**Figure record listings:**
* start *
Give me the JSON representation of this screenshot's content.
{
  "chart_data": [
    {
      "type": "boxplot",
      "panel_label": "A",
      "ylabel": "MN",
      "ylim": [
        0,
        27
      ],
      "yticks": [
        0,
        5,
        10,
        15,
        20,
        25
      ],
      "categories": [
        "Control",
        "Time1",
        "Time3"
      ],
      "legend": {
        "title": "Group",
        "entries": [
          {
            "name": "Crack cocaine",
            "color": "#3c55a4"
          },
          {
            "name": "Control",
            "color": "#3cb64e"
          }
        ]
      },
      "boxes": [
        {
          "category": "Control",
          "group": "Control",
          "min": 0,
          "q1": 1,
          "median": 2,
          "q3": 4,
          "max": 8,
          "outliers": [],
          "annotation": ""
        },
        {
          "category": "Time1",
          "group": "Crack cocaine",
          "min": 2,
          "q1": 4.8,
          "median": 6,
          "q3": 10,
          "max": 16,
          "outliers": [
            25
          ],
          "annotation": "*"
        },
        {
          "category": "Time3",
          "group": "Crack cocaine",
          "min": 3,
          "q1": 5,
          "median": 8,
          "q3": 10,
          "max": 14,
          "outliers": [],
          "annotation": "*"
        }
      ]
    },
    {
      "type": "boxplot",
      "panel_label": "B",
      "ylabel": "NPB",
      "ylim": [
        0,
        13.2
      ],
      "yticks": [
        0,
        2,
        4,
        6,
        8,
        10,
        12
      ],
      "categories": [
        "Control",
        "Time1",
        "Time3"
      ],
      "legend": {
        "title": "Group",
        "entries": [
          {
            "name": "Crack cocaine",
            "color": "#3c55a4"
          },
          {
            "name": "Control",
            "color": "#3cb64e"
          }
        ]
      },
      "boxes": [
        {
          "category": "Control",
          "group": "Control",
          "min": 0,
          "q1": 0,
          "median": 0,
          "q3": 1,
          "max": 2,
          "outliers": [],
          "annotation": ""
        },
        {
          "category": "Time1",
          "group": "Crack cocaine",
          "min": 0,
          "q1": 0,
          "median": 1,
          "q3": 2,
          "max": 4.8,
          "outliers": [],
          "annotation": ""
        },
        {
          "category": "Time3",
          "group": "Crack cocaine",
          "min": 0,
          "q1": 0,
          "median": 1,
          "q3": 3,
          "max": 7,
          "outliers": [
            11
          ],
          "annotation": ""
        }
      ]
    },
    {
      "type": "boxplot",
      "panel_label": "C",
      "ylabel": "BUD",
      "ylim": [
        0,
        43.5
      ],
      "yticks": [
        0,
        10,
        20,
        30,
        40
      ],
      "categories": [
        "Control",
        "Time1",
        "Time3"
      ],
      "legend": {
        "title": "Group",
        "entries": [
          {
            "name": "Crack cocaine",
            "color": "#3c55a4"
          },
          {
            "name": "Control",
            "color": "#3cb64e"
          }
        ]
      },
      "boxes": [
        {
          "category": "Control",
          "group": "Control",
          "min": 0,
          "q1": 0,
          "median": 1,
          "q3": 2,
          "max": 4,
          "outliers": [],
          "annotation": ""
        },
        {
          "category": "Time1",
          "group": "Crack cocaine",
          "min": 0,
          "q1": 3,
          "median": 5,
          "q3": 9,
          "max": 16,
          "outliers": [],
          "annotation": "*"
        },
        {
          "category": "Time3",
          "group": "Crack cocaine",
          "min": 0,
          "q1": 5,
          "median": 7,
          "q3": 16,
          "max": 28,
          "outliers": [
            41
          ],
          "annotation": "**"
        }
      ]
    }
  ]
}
* end *
Output the complete data exactly as written.

Give me the JSON representation of this screenshot's content.
{
  "chart_data": [
    {
      "type": "boxplot",
      "panel_label": "A",
      "ylabel": "MN",
      "ylim": [
        0,
        27
      ],
      "yticks": [
        0,
        5,
        10,
        15,
        20,
        25
      ],
      "categories": [
        "Control",
        "Time1",
        "Time3"
      ],
      "legend": {
        "title": "Group",
        "entries": [
          {
            "name": "Crack cocaine",
            "color": "#3c55a4"
          },
          {
            "name": "Control",
            "color": "#3cb64e"
          }
        ]
      },
      "boxes": [
        {
          "category": "Control",
          "group": "Control",
          "min": 0,
          "q1": 1,
          "median": 2,
          "q3": 4,
          "max": 8,
          "outliers": [],
          "annotation": ""
        },
        {
          "category": "Time1",
          "group": "Crack cocaine",
          "min": 2,
          "q1": 4.8,
          "median": 6,
          "q3": 10,
          "max": 16,
          "outliers": [
            25
          ],
          "annotation": "*"
        },
        {
          "category": "Time3",
          "group": "Crack cocaine",
          "min": 3,
          "q1": 5,
          "median": 8,
          "q3": 10,
          "max": 14,
          "outliers": [],
          "annotation": "*"
        }
      ]
    },
    {
      "type": "boxplot",
      "panel_label": "B",
      "ylabel": "NPB",
      "ylim": [
        0,
        13.2
      ],
      "yticks": [
        0,
        2,
        4,
        6,
        8,
        10,
        12
      ],
      "categories": [
        "Control",
        "Time1",
        "Time3"
      ],
      "legend": {
        "title": "Group",
        "entries": [
          {
            "name": "Crack cocaine",
            "color": "#3c55a4"
          },
          {
            "name": "Control",
            "color": "#3cb64e"
          }
        ]
      },
      "boxes": [
        {
          "category": "Control",
          "group": "Control",
          "min": 0,
          "q1": 0,
          "median": 0,
          "q3": 1,
          "max": 2,
          "outliers": [],
          "annotation": ""
        },
        {
          "category": "Time1",
          "group": "Crack cocaine",
          "min": 0,
          "q1": 0,
          "median": 1,
          "q3": 2,
          "max": 4.8,
          "outliers": [],
          "annotation": ""
        },
        {
          "category": "Time3",
          "group": "Crack cocaine",
          "min": 0,
          "q1": 0,
          "median": 1,
          "q3": 3,
          "max": 7,
          "outliers": [
            11
          ],
          "annotation": ""
        }
      ]
    },
    {
      "type": "boxplot",
      "panel_label": "C",
      "ylabel": "BUD",
      "ylim": [
        0,
        43.5
      ],
      "yticks": [
        0,
        10,
        20,
        30,
        40
      ],
      "categories": [
        "Control",
        "Time1",
        "Time3"
      ],
      "legend": {
        "title": "Group",
        "entries": [
          {
            "name": "Crack cocaine",
            "color": "#3c55a4"
          },
          {
            "name": "Control",
            "color": "#3cb64e"
          }
        ]
      },
      "boxes": [
        {
          "category": "Control",
          "group": "Control",
          "min": 0,
          "q1": 0,
          "median": 1,
          "q3": 2,
          "max": 4,
          "outliers": [],
          "annotation": ""
        },
        {
          "category": "Time1",
          "group": "Crack cocaine",
          "min": 0,
          "q1": 3,
          "median": 5,
          "q3": 9,
          "max": 16,
          "outliers": [],
          "annotation": "*"
        },
        {
          "category": "Time3",
          "group": "Crack cocaine",
          "min": 0,
          "q1": 5,
          "median": 7,
          "q3": 16,
          "max": 28,
          "outliers": [
            41
          ],
          "annotation": "**"
        }
      ]
    }
  ]
}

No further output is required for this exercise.